→ Supplied material
--------------------------------------------------
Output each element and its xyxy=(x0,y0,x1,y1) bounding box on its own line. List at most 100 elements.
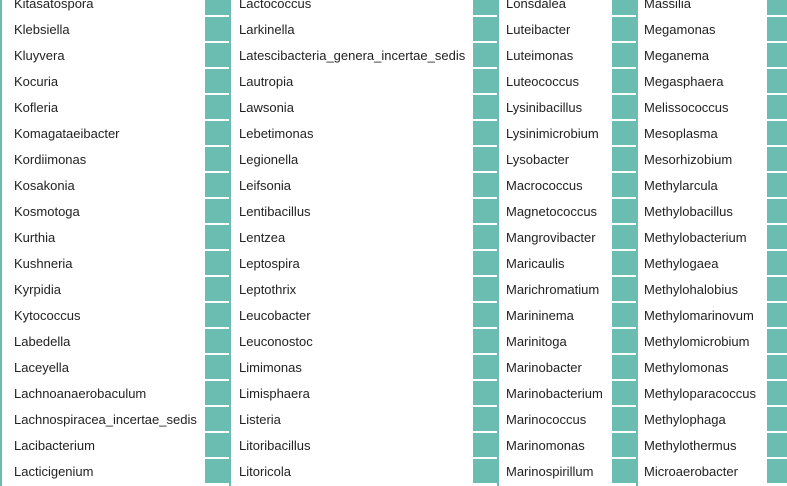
genus-name: Kluyvera xyxy=(14,48,65,63)
color-swatch xyxy=(767,329,787,355)
color-swatch xyxy=(767,0,787,17)
genus-name: Mesoplasma xyxy=(644,126,718,141)
color-swatch xyxy=(473,95,497,121)
column-divider xyxy=(636,0,638,486)
color-swatch xyxy=(767,381,787,407)
color-swatch xyxy=(205,173,229,199)
genus-name: Limimonas xyxy=(239,360,302,375)
genus-name: Methylomicrobium xyxy=(644,334,750,349)
genus-name: Methylarcula xyxy=(644,178,718,193)
genus-name: Kordiimonas xyxy=(14,152,87,167)
color-swatch xyxy=(473,147,497,173)
column-divider xyxy=(0,0,2,486)
genus-name: Litoricola xyxy=(239,464,292,479)
genus-name: Kosakonia xyxy=(14,178,75,193)
genus-name: Kushneria xyxy=(14,256,73,271)
genus-name: Marinobacter xyxy=(506,360,582,375)
color-swatch xyxy=(767,355,787,381)
color-swatch xyxy=(612,277,636,303)
color-swatch xyxy=(612,0,636,17)
color-swatch xyxy=(612,303,636,329)
color-swatch xyxy=(205,43,229,69)
color-swatch xyxy=(767,277,787,303)
genus-name: Melissococcus xyxy=(644,100,729,115)
genus-name: Leucobacter xyxy=(239,308,311,323)
genus-name: Litoribacillus xyxy=(239,438,311,453)
genus-name: Megamonas xyxy=(644,22,716,37)
genus-name: Laceyella xyxy=(14,360,69,375)
color-swatch xyxy=(473,303,497,329)
genus-name: Klebsiella xyxy=(14,22,70,37)
genus-name: Megasphaera xyxy=(644,74,724,89)
genus-name: Lonsdalea xyxy=(506,0,566,11)
color-swatch xyxy=(205,199,229,225)
color-swatch xyxy=(612,459,636,485)
color-swatch xyxy=(205,251,229,277)
color-swatch xyxy=(767,433,787,459)
color-swatch xyxy=(612,43,636,69)
color-swatch xyxy=(612,17,636,43)
genus-name: Kyrpidia xyxy=(14,282,61,297)
genus-name: Labedella xyxy=(14,334,71,349)
color-swatch xyxy=(612,355,636,381)
genus-name: Lysinibacillus xyxy=(506,100,583,115)
color-swatch xyxy=(473,43,497,69)
genus-name: Limisphaera xyxy=(239,386,310,401)
color-swatch xyxy=(612,225,636,251)
genus-name: Lentzea xyxy=(239,230,286,245)
genus-name: Latescibacteria_genera_incertae_sedis xyxy=(239,48,466,63)
genus-name: Lacticigenium xyxy=(14,464,94,479)
color-swatch xyxy=(205,433,229,459)
color-swatch xyxy=(767,225,787,251)
color-swatch xyxy=(767,173,787,199)
color-swatch xyxy=(612,147,636,173)
color-swatch xyxy=(473,433,497,459)
genus-name: Methylogaea xyxy=(644,256,719,271)
genus-name: Lysinimicrobium xyxy=(506,126,599,141)
genus-name: Microaerobacter xyxy=(644,464,738,479)
color-swatch xyxy=(767,251,787,277)
genus-name: Listeria xyxy=(239,412,281,427)
color-swatch xyxy=(205,381,229,407)
genus-name: Lebetimonas xyxy=(239,126,314,141)
color-swatch xyxy=(205,95,229,121)
genus-name: Mangrovibacter xyxy=(506,230,596,245)
genus-name: Magnetococcus xyxy=(506,204,598,219)
color-swatch xyxy=(767,199,787,225)
genus-name: Lautropia xyxy=(239,74,294,89)
color-swatch xyxy=(205,0,229,17)
color-swatch xyxy=(612,381,636,407)
genus-name: Lacibacterium xyxy=(14,438,95,453)
genus-name: Methylophaga xyxy=(644,412,726,427)
genus-name: Marinospirillum xyxy=(506,464,594,479)
genus-name: Kocuria xyxy=(14,74,59,89)
color-swatch xyxy=(473,225,497,251)
color-swatch xyxy=(473,251,497,277)
genus-name: Lysobacter xyxy=(506,152,570,167)
color-swatch xyxy=(205,459,229,485)
genus-name: Luteibacter xyxy=(506,22,571,37)
genus-name: Mesorhizobium xyxy=(644,152,733,167)
color-swatch xyxy=(205,17,229,43)
color-swatch xyxy=(767,17,787,43)
color-swatch xyxy=(473,355,497,381)
genus-name: Lentibacillus xyxy=(239,204,311,219)
color-swatch xyxy=(612,121,636,147)
genus-name: Leifsonia xyxy=(239,178,292,193)
genus-name: Leptospira xyxy=(239,256,300,271)
genus-name: Larkinella xyxy=(239,22,295,37)
color-swatch xyxy=(473,277,497,303)
genus-name: Kitasatospora xyxy=(14,0,94,11)
genus-name: Leuconostoc xyxy=(239,334,313,349)
color-swatch xyxy=(205,407,229,433)
color-swatch xyxy=(205,69,229,95)
genus-name: Kurthia xyxy=(14,230,56,245)
genus-name: Luteococcus xyxy=(506,74,579,89)
color-swatch xyxy=(473,407,497,433)
genus-name: Marinococcus xyxy=(506,412,587,427)
genus-name: Marinomonas xyxy=(506,438,585,453)
color-swatch xyxy=(205,329,229,355)
color-swatch xyxy=(205,355,229,381)
column-divider xyxy=(229,0,231,486)
color-swatch xyxy=(767,407,787,433)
--------------------------------------------------
→ Activity
Report the number of lines above containing the word "column", with no other text.

→ Solution to this exercise
3